▸ **PROBLEM DESCRIPTION**:
In full and without error, repeat the entries below.
○ ○ ○ ○
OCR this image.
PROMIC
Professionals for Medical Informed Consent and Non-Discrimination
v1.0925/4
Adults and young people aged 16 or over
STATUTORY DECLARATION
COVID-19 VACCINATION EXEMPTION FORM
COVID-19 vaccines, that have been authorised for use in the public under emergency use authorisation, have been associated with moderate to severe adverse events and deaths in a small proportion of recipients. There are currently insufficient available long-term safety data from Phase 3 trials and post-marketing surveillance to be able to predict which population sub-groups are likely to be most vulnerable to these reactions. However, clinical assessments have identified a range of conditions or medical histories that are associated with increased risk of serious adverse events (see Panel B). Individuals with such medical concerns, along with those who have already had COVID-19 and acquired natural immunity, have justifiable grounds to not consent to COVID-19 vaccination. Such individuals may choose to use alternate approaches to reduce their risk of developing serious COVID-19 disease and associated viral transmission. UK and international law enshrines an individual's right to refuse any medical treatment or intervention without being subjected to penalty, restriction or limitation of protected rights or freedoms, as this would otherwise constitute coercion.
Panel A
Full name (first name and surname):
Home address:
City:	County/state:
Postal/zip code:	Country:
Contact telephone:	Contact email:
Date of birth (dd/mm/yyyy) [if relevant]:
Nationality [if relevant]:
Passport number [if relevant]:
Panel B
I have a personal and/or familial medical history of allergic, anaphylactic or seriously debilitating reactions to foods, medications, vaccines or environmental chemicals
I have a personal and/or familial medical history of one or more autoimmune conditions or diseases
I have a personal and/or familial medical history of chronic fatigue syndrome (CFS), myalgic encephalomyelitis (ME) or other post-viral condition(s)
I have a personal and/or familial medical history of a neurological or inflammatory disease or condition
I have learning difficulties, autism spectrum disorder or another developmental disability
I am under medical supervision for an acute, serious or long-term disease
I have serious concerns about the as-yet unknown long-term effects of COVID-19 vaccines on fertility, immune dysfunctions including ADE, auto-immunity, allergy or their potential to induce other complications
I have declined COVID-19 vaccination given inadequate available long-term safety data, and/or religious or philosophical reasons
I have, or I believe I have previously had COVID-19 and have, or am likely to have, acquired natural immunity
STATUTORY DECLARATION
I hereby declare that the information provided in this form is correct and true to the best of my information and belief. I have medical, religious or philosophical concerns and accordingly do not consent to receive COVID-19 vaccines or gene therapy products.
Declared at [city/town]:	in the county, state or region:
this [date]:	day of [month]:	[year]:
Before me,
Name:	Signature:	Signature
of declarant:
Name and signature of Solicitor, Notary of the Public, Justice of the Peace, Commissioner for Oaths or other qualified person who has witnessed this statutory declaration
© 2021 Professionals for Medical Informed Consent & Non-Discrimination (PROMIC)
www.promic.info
○ ○ ○ ○
▸ **ANSWER SECTION**:
OCR this image.
PROMIC
Professionals for Medical Informed Consent and Non-Discrimination
v1.0925/4
Adults and young people aged 16 or over
STATUTORY DECLARATION
COVID-19 VACCINATION EXEMPTION FORM
COVID-19 vaccines, that have been authorised for use in the public under emergency use authorisation, have been associated with moderate to severe adverse events and deaths in a small proportion of recipients. There are currently insufficient available long-term safety data from Phase 3 trials and post-marketing surveillance to be able to predict which population sub-groups are likely to be most vulnerable to these reactions. However, clinical assessments have identified a range of conditions or medical histories that are associated with increased risk of serious adverse events (see Panel B). Individuals with such medical concerns, along with those who have already had COVID-19 and acquired natural immunity, have justifiable grounds to not consent to COVID-19 vaccination. Such individuals may choose to use alternate approaches to reduce their risk of developing serious COVID-19 disease and associated viral transmission. UK and international law enshrines an individual's right to refuse any medical treatment or intervention without being subjected to penalty, restriction or limitation of protected rights or freedoms, as this would otherwise constitute coercion.
Panel A
Full name (first name and surname):
Home address:
City:	County/state:
Postal/zip code:	Country:
Contact telephone:	Contact email:
Date of birth (dd/mm/yyyy) [if relevant]:
Nationality [if relevant]:
Passport number [if relevant]:
Panel B
I have a personal and/or familial medical history of allergic, anaphylactic or seriously debilitating reactions to foods, medications, vaccines or environmental chemicals
I have a personal and/or familial medical history of one or more autoimmune conditions or diseases
I have a personal and/or familial medical history of chronic fatigue syndrome (CFS), myalgic encephalomyelitis (ME) or other post-viral condition(s)
I have a personal and/or familial medical history of a neurological or inflammatory disease or condition
I have learning difficulties, autism spectrum disorder or another developmental disability
I am under medical supervision for an acute, serious or long-term disease
I have serious concerns about the as-yet unknown long-term effects of COVID-19 vaccines on fertility, immune dysfunctions including ADE, auto-immunity, allergy or their potential to induce other complications
I have declined COVID-19 vaccination given inadequate available long-term safety data, and/or religious or philosophical reasons
I have, or I believe I have previously had COVID-19 and have, or am likely to have, acquired natural immunity
STATUTORY DECLARATION
I hereby declare that the information provided in this form is correct and true to the best of my information and belief. I have medical, religious or philosophical concerns and accordingly do not consent to receive COVID-19 vaccines or gene therapy products.
Declared at [city/town]:	in the county, state or region:
this [date]:	day of [month]:	[year]:
Before me,
Name:	Signature:	Signature
of declarant:
Name and signature of Solicitor, Notary of the Public, Justice of the Peace, Commissioner for Oaths or other qualified person who has witnessed this statutory declaration
© 2021 Professionals for Medical Informed Consent & Non-Discrimination (PROMIC)
www.promic.info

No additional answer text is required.